The problem »
Transcribe the listing exactly, leaving out every picture.

Recorded data
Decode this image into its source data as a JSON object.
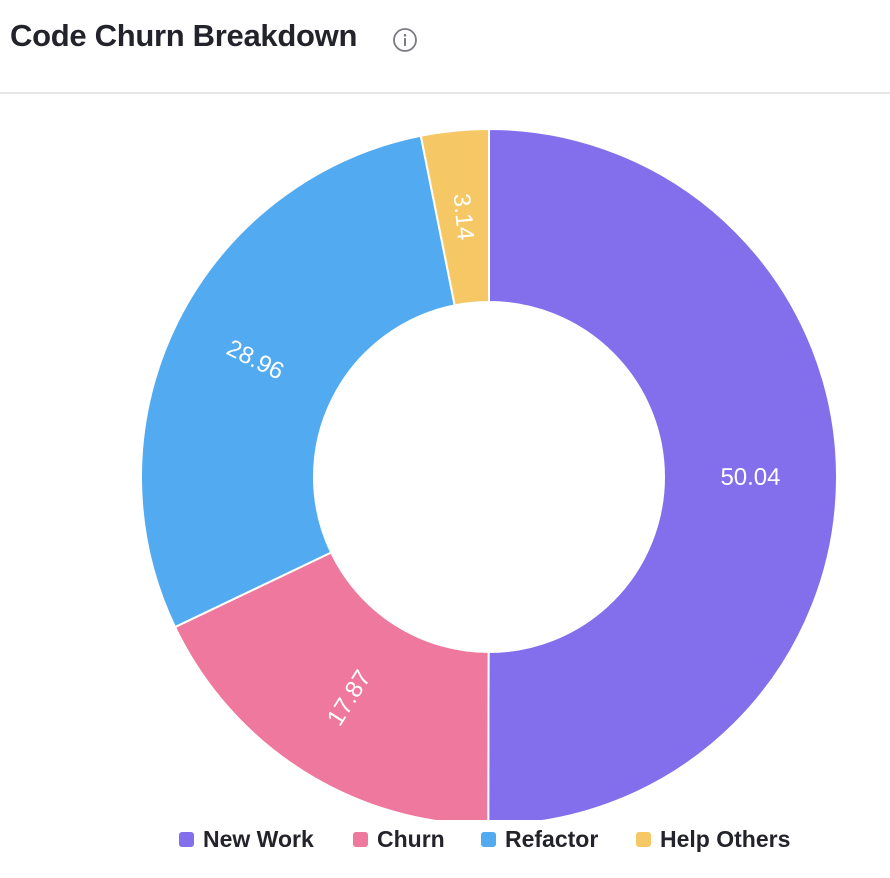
{
  "header": {
    "title": "Code Churn Breakdown",
    "info_icon": "info-circle-icon"
  },
  "colors": {
    "New Work": "#836eeb",
    "Churn": "#ee789e",
    "Refactor": "#52aaf1",
    "Help Others": "#f5c865"
  },
  "chart_data": {
    "type": "pie",
    "variant": "donut",
    "title": "Code Churn Breakdown",
    "categories": [
      "New Work",
      "Churn",
      "Refactor",
      "Help Others"
    ],
    "values": [
      50.04,
      17.87,
      28.96,
      3.14
    ],
    "value_labels": [
      "50.04",
      "17.87",
      "28.96",
      "3.14"
    ],
    "start_angle": "12 o'clock",
    "direction": "clockwise",
    "legend_position": "bottom"
  }
}
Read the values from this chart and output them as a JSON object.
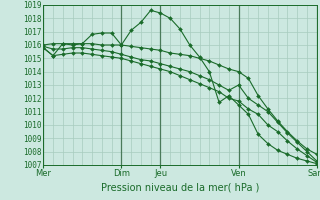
{
  "title": "Pression niveau de la mer( hPa )",
  "ylim": [
    1007,
    1019
  ],
  "yticks": [
    1007,
    1008,
    1009,
    1010,
    1011,
    1012,
    1013,
    1014,
    1015,
    1016,
    1017,
    1018,
    1019
  ],
  "day_labels": [
    "Mer",
    "Dim",
    "Jeu",
    "Ven",
    "Sam"
  ],
  "day_positions": [
    0,
    48,
    72,
    120,
    168
  ],
  "bg_color": "#cce8e0",
  "grid_color": "#a8ccbe",
  "line_color": "#1a6b2a",
  "series": [
    {
      "x": [
        0,
        6,
        12,
        18,
        24,
        30,
        36,
        42,
        48,
        54,
        60,
        66,
        72,
        78,
        84,
        90,
        96,
        102,
        108,
        114,
        120,
        126,
        132,
        138,
        144,
        150,
        156,
        162,
        168
      ],
      "y": [
        1015.8,
        1015.2,
        1016.1,
        1016.0,
        1016.1,
        1016.8,
        1016.9,
        1016.9,
        1016.0,
        1017.1,
        1017.7,
        1018.6,
        1018.4,
        1018.0,
        1017.2,
        1016.0,
        1015.1,
        1014.0,
        1011.7,
        1012.2,
        1011.5,
        1010.8,
        1009.3,
        1008.6,
        1008.1,
        1007.8,
        1007.5,
        1007.3,
        1007.1
      ]
    },
    {
      "x": [
        0,
        6,
        12,
        18,
        24,
        30,
        36,
        42,
        48,
        54,
        60,
        66,
        72,
        78,
        84,
        90,
        96,
        102,
        108,
        114,
        120,
        126,
        132,
        138,
        144,
        150,
        156,
        162,
        168
      ],
      "y": [
        1016.0,
        1016.1,
        1016.1,
        1016.1,
        1016.1,
        1016.1,
        1016.0,
        1016.0,
        1016.0,
        1015.9,
        1015.8,
        1015.7,
        1015.6,
        1015.4,
        1015.3,
        1015.2,
        1015.0,
        1014.8,
        1014.5,
        1014.2,
        1014.0,
        1013.5,
        1012.2,
        1011.2,
        1010.3,
        1009.5,
        1008.8,
        1008.2,
        1007.8
      ]
    },
    {
      "x": [
        0,
        6,
        12,
        18,
        24,
        30,
        36,
        42,
        48,
        54,
        60,
        66,
        72,
        78,
        84,
        90,
        96,
        102,
        108,
        114,
        120,
        126,
        132,
        138,
        144,
        150,
        156,
        162,
        168
      ],
      "y": [
        1015.9,
        1015.7,
        1015.7,
        1015.8,
        1015.8,
        1015.7,
        1015.6,
        1015.5,
        1015.3,
        1015.1,
        1014.9,
        1014.8,
        1014.6,
        1014.4,
        1014.2,
        1014.0,
        1013.7,
        1013.4,
        1013.0,
        1012.6,
        1013.0,
        1012.0,
        1011.5,
        1011.0,
        1010.2,
        1009.4,
        1008.7,
        1008.0,
        1007.3
      ]
    },
    {
      "x": [
        0,
        6,
        12,
        18,
        24,
        30,
        36,
        42,
        48,
        54,
        60,
        66,
        72,
        78,
        84,
        90,
        96,
        102,
        108,
        114,
        120,
        126,
        132,
        138,
        144,
        150,
        156,
        162,
        168
      ],
      "y": [
        1015.8,
        1015.2,
        1015.3,
        1015.4,
        1015.4,
        1015.3,
        1015.2,
        1015.1,
        1015.0,
        1014.8,
        1014.6,
        1014.4,
        1014.2,
        1014.0,
        1013.7,
        1013.4,
        1013.1,
        1012.8,
        1012.5,
        1012.0,
        1011.8,
        1011.2,
        1010.8,
        1010.0,
        1009.5,
        1008.8,
        1008.2,
        1007.7,
        1007.2
      ]
    }
  ]
}
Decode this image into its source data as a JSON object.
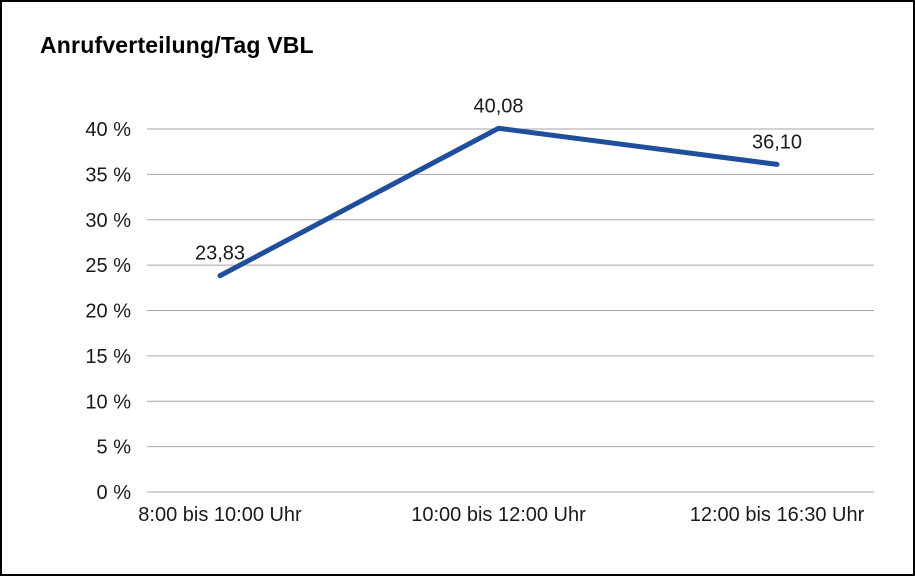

Written solution »
Decode this image into its source data as a JSON object.
{
  "header": {
    "title": "Code Churn Breakdown",
    "info_icon": "info-circle-icon"
  },
  "colors": {
    "New Work": "#836eeb",
    "Churn": "#ee789e",
    "Refactor": "#52aaf1",
    "Help Others": "#f5c865"
  },
  "chart_data": {
    "type": "pie",
    "variant": "donut",
    "title": "Code Churn Breakdown",
    "categories": [
      "New Work",
      "Churn",
      "Refactor",
      "Help Others"
    ],
    "values": [
      50.04,
      17.87,
      28.96,
      3.14
    ],
    "value_labels": [
      "50.04",
      "17.87",
      "28.96",
      "3.14"
    ],
    "start_angle": "12 o'clock",
    "direction": "clockwise",
    "legend_position": "bottom"
  }
}
Read the values from this chart and output them as a JSON object.
{
  "title": "Pression niveau de la mer( hPa )",
  "ylim": [
    1007,
    1019
  ],
  "yticks": [
    1007,
    1008,
    1009,
    1010,
    1011,
    1012,
    1013,
    1014,
    1015,
    1016,
    1017,
    1018,
    1019
  ],
  "day_labels": [
    "Mer",
    "Dim",
    "Jeu",
    "Ven",
    "Sam"
  ],
  "day_positions": [
    0,
    48,
    72,
    120,
    168
  ],
  "bg_color": "#cce8e0",
  "grid_color": "#a8ccbe",
  "line_color": "#1a6b2a",
  "series": [
    {
      "x": [
        0,
        6,
        12,
        18,
        24,
        30,
        36,
        42,
        48,
        54,
        60,
        66,
        72,
        78,
        84,
        90,
        96,
        102,
        108,
        114,
        120,
        126,
        132,
        138,
        144,
        150,
        156,
        162,
        168
      ],
      "y": [
        1015.8,
        1015.2,
        1016.1,
        1016.0,
        1016.1,
        1016.8,
        1016.9,
        1016.9,
        1016.0,
        1017.1,
        1017.7,
        1018.6,
        1018.4,
        1018.0,
        1017.2,
        1016.0,
        1015.1,
        1014.0,
        1011.7,
        1012.2,
        1011.5,
        1010.8,
        1009.3,
        1008.6,
        1008.1,
        1007.8,
        1007.5,
        1007.3,
        1007.1
      ]
    },
    {
      "x": [
        0,
        6,
        12,
        18,
        24,
        30,
        36,
        42,
        48,
        54,
        60,
        66,
        72,
        78,
        84,
        90,
        96,
        102,
        108,
        114,
        120,
        126,
        132,
        138,
        144,
        150,
        156,
        162,
        168
      ],
      "y": [
        1016.0,
        1016.1,
        1016.1,
        1016.1,
        1016.1,
        1016.1,
        1016.0,
        1016.0,
        1016.0,
        1015.9,
        1015.8,
        1015.7,
        1015.6,
        1015.4,
        1015.3,
        1015.2,
        1015.0,
        1014.8,
        1014.5,
        1014.2,
        1014.0,
        1013.5,
        1012.2,
        1011.2,
        1010.3,
        1009.5,
        1008.8,
        1008.2,
        1007.8
      ]
    },
    {
      "x": [
        0,
        6,
        12,
        18,
        24,
        30,
        36,
        42,
        48,
        54,
        60,
        66,
        72,
        78,
        84,
        90,
        96,
        102,
        108,
        114,
        120,
        126,
        132,
        138,
        144,
        150,
        156,
        162,
        168
      ],
      "y": [
        1015.9,
        1015.7,
        1015.7,
        1015.8,
        1015.8,
        1015.7,
        1015.6,
        1015.5,
        1015.3,
        1015.1,
        1014.9,
        1014.8,
        1014.6,
        1014.4,
        1014.2,
        1014.0,
        1013.7,
        1013.4,
        1013.0,
        1012.6,
        1013.0,
        1012.0,
        1011.5,
        1011.0,
        1010.2,
        1009.4,
        1008.7,
        1008.0,
        1007.3
      ]
    },
    {
      "x": [
        0,
        6,
        12,
        18,
        24,
        30,
        36,
        42,
        48,
        54,
        60,
        66,
        72,
        78,
        84,
        90,
        96,
        102,
        108,
        114,
        120,
        126,
        132,
        138,
        144,
        150,
        156,
        162,
        168
      ],
      "y": [
        1015.8,
        1015.2,
        1015.3,
        1015.4,
        1015.4,
        1015.3,
        1015.2,
        1015.1,
        1015.0,
        1014.8,
        1014.6,
        1014.4,
        1014.2,
        1014.0,
        1013.7,
        1013.4,
        1013.1,
        1012.8,
        1012.5,
        1012.0,
        1011.8,
        1011.2,
        1010.8,
        1010.0,
        1009.5,
        1008.8,
        1008.2,
        1007.7,
        1007.2
      ]
    }
  ]
}
Decode this image into its source data as a JSON object.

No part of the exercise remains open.